[Your task]: Return each line containing the string "which".

[Information supplied]:
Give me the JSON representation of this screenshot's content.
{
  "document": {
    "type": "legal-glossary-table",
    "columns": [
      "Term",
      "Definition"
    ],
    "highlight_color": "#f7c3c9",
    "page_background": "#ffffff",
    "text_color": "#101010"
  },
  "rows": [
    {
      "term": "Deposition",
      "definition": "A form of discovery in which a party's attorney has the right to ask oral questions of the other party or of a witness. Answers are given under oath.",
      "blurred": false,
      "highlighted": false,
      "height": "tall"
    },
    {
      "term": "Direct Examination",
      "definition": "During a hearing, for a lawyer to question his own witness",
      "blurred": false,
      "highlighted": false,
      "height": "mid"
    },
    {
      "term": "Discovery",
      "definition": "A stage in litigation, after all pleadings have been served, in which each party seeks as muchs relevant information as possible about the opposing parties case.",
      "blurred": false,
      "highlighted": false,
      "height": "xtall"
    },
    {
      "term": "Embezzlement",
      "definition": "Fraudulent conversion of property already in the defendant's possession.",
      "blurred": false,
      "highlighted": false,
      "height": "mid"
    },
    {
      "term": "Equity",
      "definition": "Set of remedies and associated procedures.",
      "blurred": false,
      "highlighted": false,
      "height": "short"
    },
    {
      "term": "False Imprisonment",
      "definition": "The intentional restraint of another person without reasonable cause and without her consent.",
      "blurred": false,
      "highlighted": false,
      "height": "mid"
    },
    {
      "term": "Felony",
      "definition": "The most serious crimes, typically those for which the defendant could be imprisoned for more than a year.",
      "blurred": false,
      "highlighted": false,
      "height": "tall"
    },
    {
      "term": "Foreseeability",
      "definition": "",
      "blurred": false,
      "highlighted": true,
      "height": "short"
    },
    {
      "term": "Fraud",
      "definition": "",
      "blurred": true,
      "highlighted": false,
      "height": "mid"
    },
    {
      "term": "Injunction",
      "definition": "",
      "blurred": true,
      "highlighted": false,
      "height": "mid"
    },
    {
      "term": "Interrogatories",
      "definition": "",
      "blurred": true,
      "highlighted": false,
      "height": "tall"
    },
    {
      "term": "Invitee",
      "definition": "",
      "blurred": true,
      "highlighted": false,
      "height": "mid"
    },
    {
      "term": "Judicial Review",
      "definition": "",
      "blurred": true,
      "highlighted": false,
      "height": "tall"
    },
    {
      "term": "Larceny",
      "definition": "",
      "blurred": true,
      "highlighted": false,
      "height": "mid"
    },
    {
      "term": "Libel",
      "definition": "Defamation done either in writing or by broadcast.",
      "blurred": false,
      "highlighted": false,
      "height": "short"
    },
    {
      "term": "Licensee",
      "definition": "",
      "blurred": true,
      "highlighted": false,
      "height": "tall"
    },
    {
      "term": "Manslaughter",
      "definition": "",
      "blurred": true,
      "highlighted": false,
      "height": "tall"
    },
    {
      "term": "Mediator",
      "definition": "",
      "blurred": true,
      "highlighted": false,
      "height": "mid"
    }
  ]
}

[The output]:
      "definition": "A form of discovery in which a party's attorney has the right to ask oral questions of the other party or of a witness. Answers are given under oath.",
      "definition": "A stage in litigation, after all pleadings have been served, in which each party seeks as muchs relevant information as possible about the opposing parties case.",
      "definition": "The most serious crimes, typically those for which the defendant could be imprisoned for more than a year.",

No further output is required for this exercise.